*Information provided*.
— begin —
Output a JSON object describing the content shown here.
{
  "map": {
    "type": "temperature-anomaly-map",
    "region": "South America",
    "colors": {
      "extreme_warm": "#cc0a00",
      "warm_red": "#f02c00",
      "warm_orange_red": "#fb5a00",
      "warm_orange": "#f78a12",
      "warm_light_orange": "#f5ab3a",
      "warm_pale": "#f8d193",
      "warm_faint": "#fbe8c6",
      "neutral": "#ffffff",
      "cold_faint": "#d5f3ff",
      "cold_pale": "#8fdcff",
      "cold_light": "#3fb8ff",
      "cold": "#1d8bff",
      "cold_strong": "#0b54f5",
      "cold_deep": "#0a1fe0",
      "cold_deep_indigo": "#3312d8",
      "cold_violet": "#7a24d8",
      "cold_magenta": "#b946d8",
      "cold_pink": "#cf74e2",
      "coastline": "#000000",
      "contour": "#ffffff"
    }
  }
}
— end —
Give the records above again, word for word.

Output a JSON object describing the content shown here.
{
  "map": {
    "type": "temperature-anomaly-map",
    "region": "South America",
    "colors": {
      "extreme_warm": "#cc0a00",
      "warm_red": "#f02c00",
      "warm_orange_red": "#fb5a00",
      "warm_orange": "#f78a12",
      "warm_light_orange": "#f5ab3a",
      "warm_pale": "#f8d193",
      "warm_faint": "#fbe8c6",
      "neutral": "#ffffff",
      "cold_faint": "#d5f3ff",
      "cold_pale": "#8fdcff",
      "cold_light": "#3fb8ff",
      "cold": "#1d8bff",
      "cold_strong": "#0b54f5",
      "cold_deep": "#0a1fe0",
      "cold_deep_indigo": "#3312d8",
      "cold_violet": "#7a24d8",
      "cold_magenta": "#b946d8",
      "cold_pink": "#cf74e2",
      "coastline": "#000000",
      "contour": "#ffffff"
    }
  }
}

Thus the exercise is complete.